**Problem details:** Return the count of lines that hold the string "cost", with no other words.

**Data records:**

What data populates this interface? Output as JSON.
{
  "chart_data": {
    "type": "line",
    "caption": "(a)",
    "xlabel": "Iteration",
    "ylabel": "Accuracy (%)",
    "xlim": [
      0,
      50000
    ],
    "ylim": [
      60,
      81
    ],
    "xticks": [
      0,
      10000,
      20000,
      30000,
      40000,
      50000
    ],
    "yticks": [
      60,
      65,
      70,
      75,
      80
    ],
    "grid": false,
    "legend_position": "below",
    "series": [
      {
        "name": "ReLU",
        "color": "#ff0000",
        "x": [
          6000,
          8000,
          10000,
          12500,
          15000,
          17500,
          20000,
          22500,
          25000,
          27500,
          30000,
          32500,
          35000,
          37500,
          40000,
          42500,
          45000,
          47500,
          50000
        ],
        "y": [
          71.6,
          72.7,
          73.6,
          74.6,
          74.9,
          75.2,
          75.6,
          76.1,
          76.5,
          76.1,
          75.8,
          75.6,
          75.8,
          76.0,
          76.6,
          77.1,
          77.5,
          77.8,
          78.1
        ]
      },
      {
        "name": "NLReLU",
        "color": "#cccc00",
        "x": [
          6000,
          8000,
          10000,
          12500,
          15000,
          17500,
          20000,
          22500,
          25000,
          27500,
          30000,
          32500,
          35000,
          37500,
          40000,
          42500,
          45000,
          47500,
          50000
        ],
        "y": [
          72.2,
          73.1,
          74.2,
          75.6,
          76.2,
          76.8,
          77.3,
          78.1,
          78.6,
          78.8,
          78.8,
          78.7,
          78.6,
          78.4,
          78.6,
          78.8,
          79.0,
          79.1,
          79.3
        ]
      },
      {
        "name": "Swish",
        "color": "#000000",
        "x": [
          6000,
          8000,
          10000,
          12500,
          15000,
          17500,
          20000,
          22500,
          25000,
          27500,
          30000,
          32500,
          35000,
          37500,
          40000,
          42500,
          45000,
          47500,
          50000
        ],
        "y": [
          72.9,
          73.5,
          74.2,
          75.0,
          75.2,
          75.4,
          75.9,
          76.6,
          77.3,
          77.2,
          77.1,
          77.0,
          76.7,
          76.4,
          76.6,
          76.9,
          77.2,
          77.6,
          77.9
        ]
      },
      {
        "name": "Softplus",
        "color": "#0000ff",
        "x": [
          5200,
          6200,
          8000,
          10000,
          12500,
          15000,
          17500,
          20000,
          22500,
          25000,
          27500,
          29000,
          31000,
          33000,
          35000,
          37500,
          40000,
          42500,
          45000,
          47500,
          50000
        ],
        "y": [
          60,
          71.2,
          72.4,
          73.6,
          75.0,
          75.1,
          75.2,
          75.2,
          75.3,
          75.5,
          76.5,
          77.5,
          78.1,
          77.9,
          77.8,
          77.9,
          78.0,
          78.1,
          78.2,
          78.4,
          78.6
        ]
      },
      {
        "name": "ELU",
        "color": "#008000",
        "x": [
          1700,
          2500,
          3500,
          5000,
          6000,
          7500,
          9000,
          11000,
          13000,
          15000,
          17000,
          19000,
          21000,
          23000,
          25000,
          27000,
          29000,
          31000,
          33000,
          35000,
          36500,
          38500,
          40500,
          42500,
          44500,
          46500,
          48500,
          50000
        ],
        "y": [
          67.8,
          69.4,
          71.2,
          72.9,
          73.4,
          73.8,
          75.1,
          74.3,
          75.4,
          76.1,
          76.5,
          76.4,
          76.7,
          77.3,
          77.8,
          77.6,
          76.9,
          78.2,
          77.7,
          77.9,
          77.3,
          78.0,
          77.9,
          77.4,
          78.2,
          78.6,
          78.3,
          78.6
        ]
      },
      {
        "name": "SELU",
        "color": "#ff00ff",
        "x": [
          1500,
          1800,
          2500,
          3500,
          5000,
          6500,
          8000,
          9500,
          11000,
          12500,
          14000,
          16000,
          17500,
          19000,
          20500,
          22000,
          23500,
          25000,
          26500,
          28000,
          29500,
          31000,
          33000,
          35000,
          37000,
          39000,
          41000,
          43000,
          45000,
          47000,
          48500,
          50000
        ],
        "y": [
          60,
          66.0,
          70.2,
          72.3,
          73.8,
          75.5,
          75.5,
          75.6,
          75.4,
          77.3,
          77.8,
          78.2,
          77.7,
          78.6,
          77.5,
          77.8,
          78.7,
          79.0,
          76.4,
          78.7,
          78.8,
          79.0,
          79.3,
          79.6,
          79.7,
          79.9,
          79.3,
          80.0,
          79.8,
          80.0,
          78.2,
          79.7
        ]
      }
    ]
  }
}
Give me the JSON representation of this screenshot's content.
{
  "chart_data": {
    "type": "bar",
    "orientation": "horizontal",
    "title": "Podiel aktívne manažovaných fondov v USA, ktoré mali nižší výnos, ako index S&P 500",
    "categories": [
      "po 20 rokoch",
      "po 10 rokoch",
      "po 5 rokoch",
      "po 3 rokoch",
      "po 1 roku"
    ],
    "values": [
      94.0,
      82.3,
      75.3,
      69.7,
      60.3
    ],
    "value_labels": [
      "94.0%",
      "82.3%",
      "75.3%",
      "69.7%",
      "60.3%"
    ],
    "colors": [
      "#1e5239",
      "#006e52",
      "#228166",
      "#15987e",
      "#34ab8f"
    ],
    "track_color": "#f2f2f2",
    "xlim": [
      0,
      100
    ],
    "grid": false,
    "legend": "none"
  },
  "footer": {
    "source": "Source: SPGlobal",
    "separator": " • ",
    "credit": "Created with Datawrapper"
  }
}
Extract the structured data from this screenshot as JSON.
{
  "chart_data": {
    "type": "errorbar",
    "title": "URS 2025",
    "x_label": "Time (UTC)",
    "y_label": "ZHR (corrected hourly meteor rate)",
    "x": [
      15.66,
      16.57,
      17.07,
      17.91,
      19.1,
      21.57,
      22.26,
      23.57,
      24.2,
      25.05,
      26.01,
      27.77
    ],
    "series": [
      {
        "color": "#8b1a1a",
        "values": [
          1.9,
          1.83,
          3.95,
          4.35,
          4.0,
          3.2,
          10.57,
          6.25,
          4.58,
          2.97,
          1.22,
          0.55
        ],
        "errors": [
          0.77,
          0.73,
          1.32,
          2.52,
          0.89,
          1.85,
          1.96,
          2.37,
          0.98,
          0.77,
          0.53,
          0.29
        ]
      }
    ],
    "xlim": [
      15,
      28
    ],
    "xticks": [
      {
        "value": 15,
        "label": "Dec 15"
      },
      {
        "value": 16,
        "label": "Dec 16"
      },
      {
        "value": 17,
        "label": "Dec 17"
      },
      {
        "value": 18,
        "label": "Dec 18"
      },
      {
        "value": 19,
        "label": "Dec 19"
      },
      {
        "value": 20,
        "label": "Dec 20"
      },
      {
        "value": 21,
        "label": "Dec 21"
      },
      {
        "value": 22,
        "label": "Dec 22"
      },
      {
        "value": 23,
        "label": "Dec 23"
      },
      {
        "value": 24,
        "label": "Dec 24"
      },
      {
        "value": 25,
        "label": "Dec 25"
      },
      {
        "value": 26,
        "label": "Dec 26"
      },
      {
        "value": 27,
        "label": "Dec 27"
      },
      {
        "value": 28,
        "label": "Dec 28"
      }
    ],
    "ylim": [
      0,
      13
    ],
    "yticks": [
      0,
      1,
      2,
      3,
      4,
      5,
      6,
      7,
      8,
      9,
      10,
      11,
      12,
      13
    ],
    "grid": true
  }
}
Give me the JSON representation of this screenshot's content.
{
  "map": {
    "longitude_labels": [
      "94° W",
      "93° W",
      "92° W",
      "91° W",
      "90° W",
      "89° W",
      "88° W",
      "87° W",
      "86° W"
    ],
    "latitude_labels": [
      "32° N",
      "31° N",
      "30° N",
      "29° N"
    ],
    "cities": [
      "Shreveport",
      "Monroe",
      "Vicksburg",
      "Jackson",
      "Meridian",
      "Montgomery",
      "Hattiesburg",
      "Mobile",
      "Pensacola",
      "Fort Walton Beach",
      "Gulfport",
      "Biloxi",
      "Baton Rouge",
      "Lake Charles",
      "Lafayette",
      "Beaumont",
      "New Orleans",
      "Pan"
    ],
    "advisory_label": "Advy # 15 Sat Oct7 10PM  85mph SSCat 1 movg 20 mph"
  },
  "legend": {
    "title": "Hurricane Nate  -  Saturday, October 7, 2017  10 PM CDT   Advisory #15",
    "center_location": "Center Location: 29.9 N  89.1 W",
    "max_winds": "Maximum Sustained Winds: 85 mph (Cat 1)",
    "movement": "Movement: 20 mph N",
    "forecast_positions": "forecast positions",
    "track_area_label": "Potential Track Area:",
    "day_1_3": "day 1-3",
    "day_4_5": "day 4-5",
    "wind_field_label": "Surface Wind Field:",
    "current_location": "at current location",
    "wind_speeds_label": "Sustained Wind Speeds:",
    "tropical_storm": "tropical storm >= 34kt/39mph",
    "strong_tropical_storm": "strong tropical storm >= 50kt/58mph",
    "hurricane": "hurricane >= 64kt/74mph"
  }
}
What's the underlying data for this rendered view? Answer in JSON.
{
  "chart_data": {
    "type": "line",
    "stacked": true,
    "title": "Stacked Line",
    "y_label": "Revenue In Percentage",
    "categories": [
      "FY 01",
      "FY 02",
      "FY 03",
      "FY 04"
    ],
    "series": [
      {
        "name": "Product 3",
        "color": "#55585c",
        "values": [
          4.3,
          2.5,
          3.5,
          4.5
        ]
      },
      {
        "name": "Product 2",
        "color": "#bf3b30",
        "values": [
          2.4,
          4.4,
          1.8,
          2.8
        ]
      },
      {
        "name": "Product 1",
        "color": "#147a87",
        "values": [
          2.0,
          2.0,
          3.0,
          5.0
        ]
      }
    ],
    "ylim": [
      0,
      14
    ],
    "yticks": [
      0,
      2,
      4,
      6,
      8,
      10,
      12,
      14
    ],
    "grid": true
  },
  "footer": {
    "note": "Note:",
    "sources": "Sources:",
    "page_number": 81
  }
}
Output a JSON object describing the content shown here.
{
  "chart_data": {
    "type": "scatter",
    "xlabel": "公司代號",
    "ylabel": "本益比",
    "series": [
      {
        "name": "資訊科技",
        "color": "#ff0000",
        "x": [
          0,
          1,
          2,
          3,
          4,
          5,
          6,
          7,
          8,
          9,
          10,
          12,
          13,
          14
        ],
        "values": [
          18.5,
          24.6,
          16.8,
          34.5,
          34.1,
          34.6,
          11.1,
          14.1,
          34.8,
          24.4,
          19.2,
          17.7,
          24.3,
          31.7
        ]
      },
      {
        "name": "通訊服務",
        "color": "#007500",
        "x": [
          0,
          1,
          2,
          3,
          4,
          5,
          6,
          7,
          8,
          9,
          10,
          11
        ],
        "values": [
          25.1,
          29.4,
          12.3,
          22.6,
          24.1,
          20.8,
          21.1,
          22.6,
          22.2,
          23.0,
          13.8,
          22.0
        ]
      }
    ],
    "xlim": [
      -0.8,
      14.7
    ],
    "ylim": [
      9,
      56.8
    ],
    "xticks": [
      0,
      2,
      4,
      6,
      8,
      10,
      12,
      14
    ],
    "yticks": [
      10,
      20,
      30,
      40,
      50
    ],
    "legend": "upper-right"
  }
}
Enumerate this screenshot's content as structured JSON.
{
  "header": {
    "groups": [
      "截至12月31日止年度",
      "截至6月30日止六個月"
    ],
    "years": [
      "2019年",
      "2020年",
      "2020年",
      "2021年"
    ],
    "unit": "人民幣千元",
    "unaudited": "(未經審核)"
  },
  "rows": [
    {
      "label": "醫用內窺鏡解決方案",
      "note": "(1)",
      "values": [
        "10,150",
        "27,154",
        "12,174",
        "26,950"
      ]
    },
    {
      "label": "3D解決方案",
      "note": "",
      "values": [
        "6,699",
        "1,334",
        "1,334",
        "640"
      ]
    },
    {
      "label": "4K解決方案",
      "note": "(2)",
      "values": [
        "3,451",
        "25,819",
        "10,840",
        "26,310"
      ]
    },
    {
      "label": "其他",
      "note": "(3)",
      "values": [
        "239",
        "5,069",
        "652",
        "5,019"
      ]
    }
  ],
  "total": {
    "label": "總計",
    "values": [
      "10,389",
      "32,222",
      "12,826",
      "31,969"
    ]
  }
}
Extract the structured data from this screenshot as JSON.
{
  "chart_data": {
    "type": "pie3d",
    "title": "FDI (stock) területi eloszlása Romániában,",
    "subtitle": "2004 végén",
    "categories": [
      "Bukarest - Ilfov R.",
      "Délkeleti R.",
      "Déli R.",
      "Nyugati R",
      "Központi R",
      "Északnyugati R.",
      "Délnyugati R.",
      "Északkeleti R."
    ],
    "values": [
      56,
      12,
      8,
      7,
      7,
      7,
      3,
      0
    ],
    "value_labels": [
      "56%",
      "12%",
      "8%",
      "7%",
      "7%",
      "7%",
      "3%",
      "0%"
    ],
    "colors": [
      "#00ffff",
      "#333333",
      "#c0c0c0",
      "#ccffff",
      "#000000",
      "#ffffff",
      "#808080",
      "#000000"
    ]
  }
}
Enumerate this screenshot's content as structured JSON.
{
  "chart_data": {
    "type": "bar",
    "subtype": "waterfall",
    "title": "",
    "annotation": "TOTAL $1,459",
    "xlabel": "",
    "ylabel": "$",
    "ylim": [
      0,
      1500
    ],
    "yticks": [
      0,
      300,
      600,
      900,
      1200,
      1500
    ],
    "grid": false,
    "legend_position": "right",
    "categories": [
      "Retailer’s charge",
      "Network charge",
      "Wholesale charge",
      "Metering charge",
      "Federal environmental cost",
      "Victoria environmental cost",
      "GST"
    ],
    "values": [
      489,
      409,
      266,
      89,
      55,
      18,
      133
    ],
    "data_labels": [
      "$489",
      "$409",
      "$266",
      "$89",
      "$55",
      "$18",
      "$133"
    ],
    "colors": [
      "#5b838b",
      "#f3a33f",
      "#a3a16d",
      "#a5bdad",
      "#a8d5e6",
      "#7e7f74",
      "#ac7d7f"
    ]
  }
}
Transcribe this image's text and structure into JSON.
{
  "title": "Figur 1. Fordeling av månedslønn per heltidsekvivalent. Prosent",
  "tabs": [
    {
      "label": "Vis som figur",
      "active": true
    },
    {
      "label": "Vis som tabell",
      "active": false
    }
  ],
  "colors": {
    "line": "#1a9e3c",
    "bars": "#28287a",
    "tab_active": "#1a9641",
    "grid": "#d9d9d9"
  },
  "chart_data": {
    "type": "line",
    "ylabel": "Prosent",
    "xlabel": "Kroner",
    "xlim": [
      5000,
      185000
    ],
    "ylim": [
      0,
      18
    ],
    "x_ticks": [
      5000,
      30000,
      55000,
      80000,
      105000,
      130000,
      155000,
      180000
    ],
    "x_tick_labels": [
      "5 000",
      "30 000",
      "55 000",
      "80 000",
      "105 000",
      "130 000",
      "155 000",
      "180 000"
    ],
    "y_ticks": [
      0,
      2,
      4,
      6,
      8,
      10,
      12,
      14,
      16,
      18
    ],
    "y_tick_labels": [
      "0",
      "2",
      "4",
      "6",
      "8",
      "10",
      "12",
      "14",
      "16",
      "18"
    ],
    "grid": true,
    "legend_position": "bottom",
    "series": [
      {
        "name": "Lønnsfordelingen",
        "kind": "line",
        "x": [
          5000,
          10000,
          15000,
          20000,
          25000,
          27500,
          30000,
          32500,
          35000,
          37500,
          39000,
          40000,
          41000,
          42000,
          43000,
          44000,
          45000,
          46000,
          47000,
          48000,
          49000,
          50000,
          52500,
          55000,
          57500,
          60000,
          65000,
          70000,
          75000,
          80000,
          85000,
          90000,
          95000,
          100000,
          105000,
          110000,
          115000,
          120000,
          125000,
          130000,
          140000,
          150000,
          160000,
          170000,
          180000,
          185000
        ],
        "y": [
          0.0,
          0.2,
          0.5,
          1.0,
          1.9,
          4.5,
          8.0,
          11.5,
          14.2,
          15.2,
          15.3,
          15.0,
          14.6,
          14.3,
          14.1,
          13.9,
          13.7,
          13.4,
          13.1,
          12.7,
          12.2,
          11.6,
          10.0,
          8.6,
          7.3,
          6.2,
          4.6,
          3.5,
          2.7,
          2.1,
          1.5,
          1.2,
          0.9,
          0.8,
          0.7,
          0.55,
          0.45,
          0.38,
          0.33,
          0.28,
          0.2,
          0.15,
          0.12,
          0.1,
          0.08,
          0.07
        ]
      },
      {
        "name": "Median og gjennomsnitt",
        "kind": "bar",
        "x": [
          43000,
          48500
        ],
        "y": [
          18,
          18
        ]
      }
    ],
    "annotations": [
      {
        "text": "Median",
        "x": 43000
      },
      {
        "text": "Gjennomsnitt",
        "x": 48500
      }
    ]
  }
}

**Task response:** 2